* _PROBLEM TO WORK ON_:
Write the data out again exactly, with no pictures.

* _INPUT DATA_:
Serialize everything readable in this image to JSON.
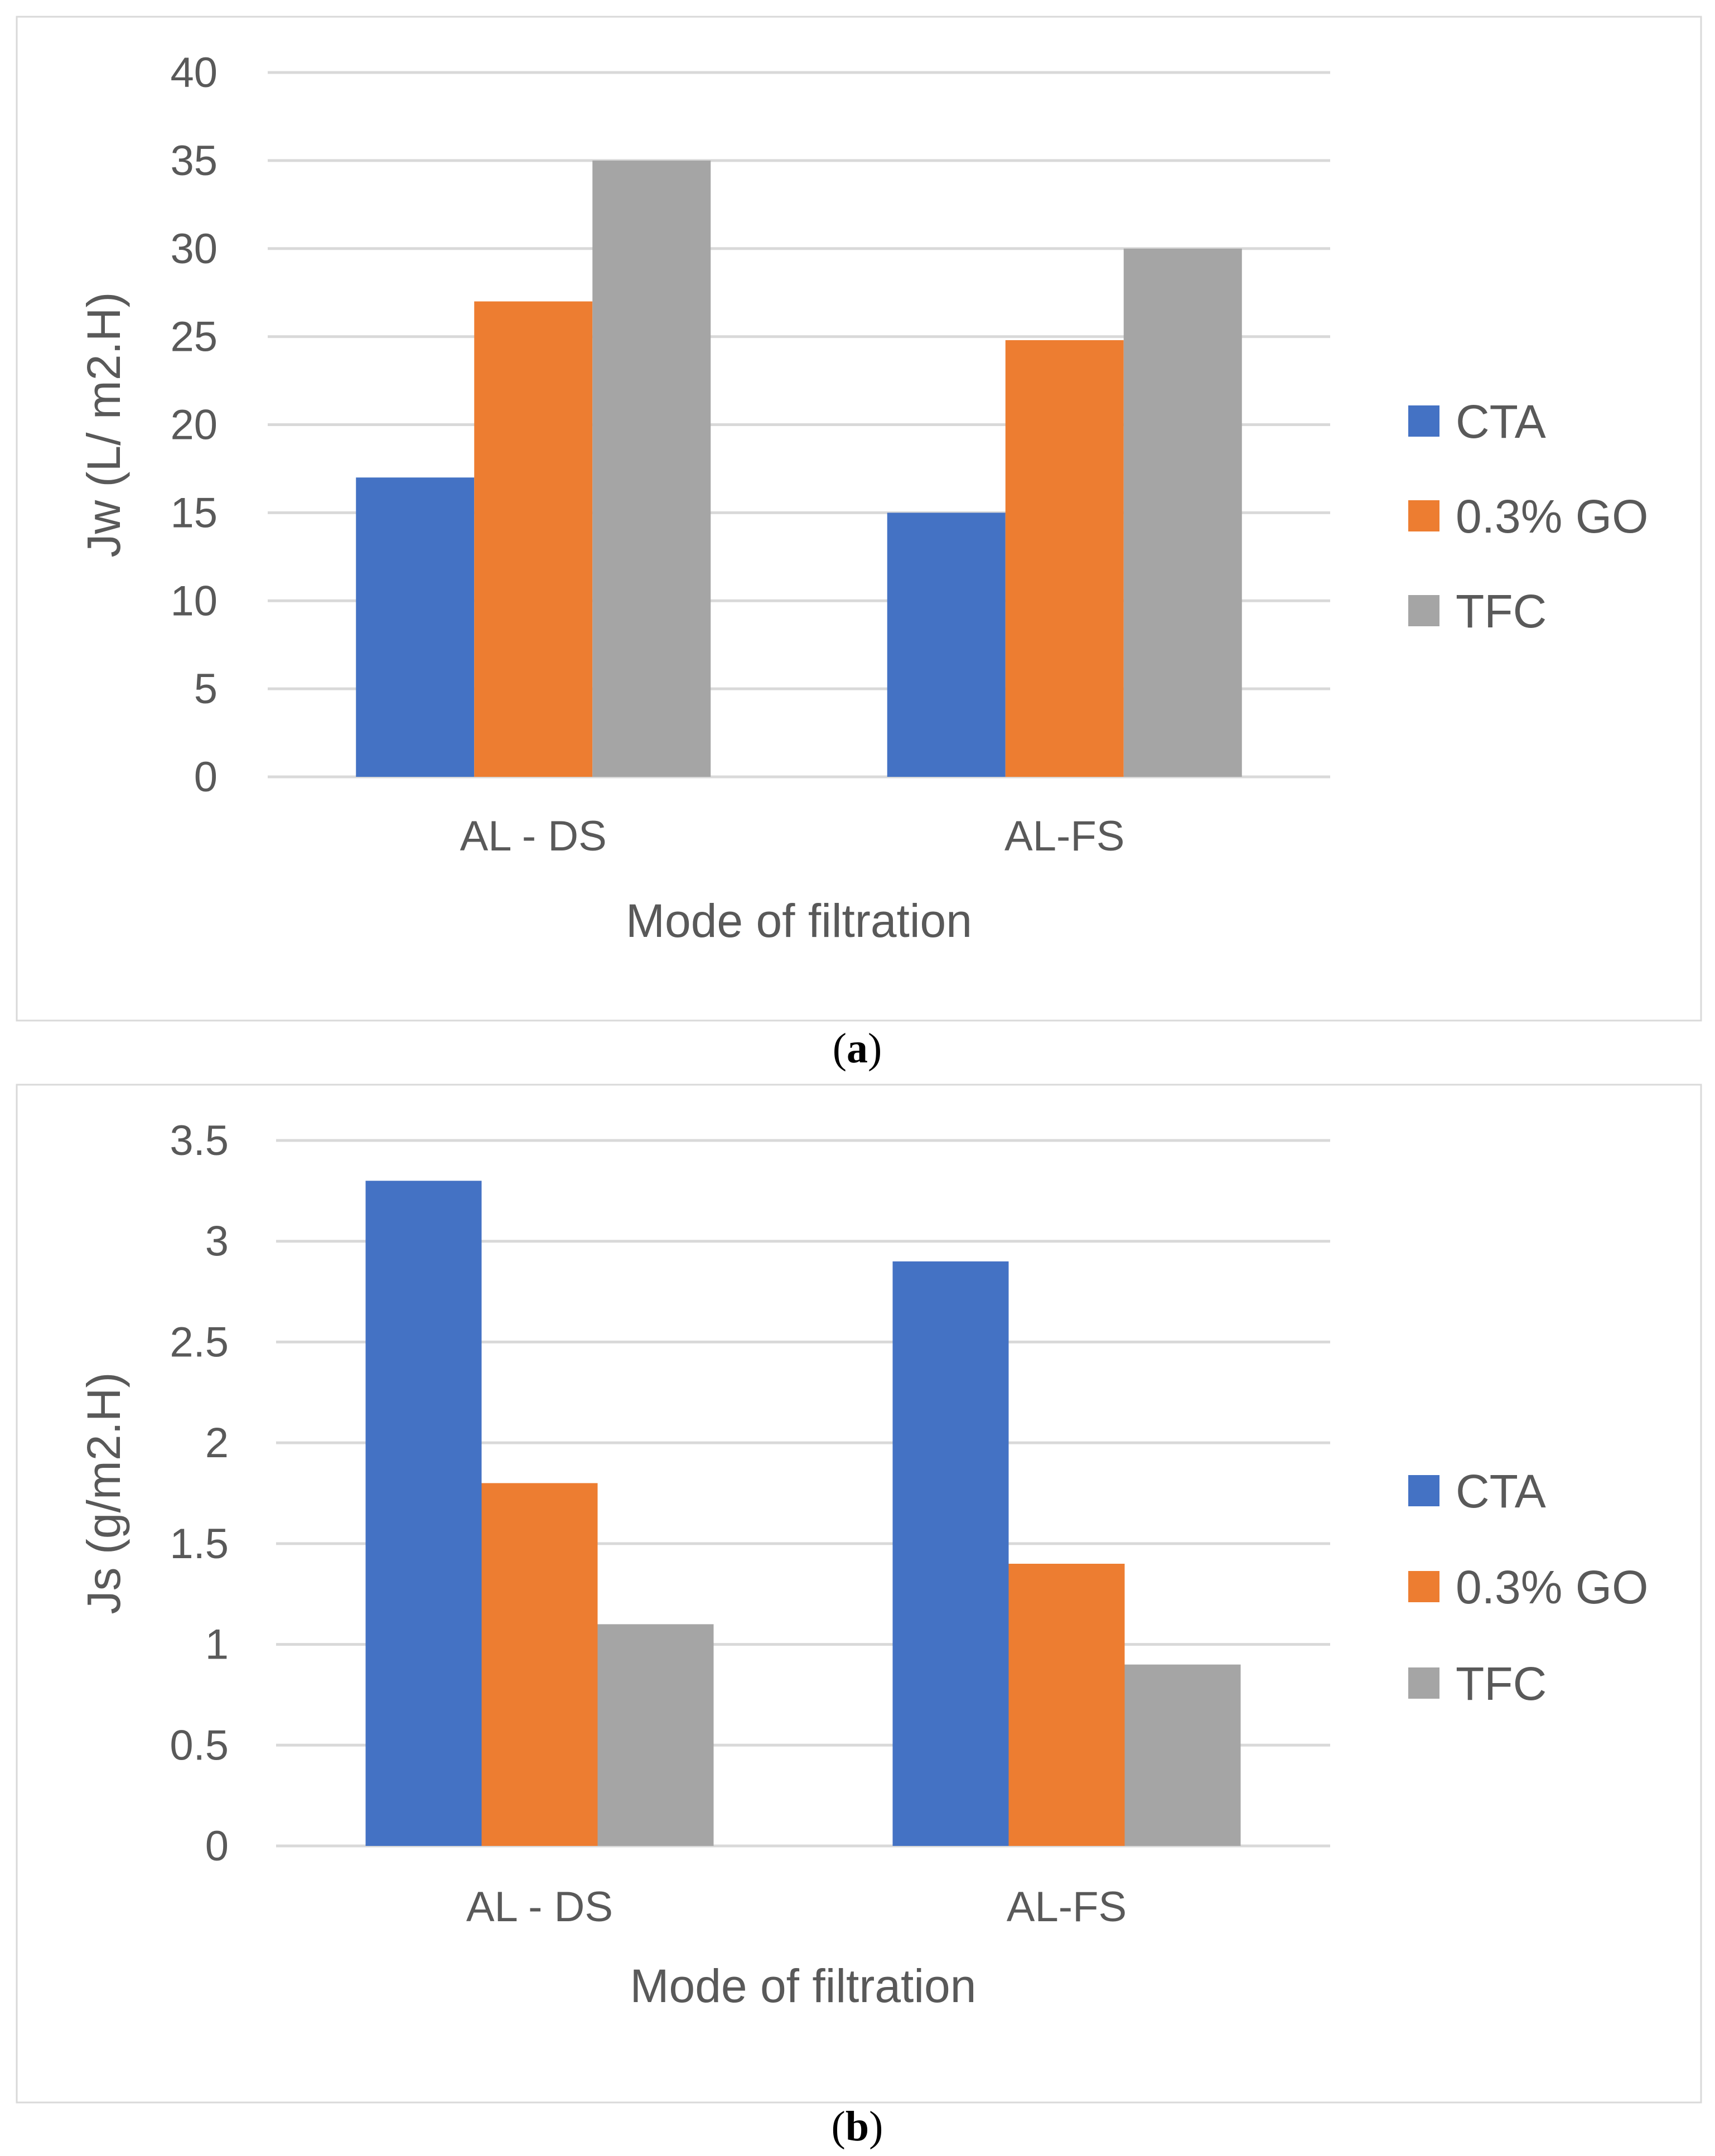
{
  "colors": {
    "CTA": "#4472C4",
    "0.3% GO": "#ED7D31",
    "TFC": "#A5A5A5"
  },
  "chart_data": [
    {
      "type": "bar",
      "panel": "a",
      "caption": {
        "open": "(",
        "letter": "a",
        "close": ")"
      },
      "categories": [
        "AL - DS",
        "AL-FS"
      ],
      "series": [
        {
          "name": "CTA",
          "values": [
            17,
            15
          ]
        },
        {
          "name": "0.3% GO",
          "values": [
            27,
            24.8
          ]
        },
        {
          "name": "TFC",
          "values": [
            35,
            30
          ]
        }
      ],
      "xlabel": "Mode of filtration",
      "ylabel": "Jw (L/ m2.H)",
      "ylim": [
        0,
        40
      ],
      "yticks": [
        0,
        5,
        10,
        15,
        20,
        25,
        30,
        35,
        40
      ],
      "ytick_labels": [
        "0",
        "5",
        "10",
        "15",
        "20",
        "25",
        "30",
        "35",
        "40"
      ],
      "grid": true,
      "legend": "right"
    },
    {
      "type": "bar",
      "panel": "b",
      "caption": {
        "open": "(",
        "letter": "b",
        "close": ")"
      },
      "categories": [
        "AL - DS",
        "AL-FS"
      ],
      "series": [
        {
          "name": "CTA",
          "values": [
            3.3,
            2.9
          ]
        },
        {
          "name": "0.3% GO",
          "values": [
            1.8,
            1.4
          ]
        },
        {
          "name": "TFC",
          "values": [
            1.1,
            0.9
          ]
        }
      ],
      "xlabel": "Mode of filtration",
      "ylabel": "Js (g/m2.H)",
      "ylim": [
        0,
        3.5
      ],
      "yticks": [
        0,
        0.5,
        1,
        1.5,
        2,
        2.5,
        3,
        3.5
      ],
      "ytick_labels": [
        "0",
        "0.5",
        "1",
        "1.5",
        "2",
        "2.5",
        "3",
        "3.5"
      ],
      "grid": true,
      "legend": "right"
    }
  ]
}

* _RESPONSE_:
Serialize everything readable in this image to JSON.
{
  "colors": {
    "CTA": "#4472C4",
    "0.3% GO": "#ED7D31",
    "TFC": "#A5A5A5"
  },
  "chart_data": [
    {
      "type": "bar",
      "panel": "a",
      "caption": {
        "open": "(",
        "letter": "a",
        "close": ")"
      },
      "categories": [
        "AL - DS",
        "AL-FS"
      ],
      "series": [
        {
          "name": "CTA",
          "values": [
            17,
            15
          ]
        },
        {
          "name": "0.3% GO",
          "values": [
            27,
            24.8
          ]
        },
        {
          "name": "TFC",
          "values": [
            35,
            30
          ]
        }
      ],
      "xlabel": "Mode of filtration",
      "ylabel": "Jw (L/ m2.H)",
      "ylim": [
        0,
        40
      ],
      "yticks": [
        0,
        5,
        10,
        15,
        20,
        25,
        30,
        35,
        40
      ],
      "ytick_labels": [
        "0",
        "5",
        "10",
        "15",
        "20",
        "25",
        "30",
        "35",
        "40"
      ],
      "grid": true,
      "legend": "right"
    },
    {
      "type": "bar",
      "panel": "b",
      "caption": {
        "open": "(",
        "letter": "b",
        "close": ")"
      },
      "categories": [
        "AL - DS",
        "AL-FS"
      ],
      "series": [
        {
          "name": "CTA",
          "values": [
            3.3,
            2.9
          ]
        },
        {
          "name": "0.3% GO",
          "values": [
            1.8,
            1.4
          ]
        },
        {
          "name": "TFC",
          "values": [
            1.1,
            0.9
          ]
        }
      ],
      "xlabel": "Mode of filtration",
      "ylabel": "Js (g/m2.H)",
      "ylim": [
        0,
        3.5
      ],
      "yticks": [
        0,
        0.5,
        1,
        1.5,
        2,
        2.5,
        3,
        3.5
      ],
      "ytick_labels": [
        "0",
        "0.5",
        "1",
        "1.5",
        "2",
        "2.5",
        "3",
        "3.5"
      ],
      "grid": true,
      "legend": "right"
    }
  ]
}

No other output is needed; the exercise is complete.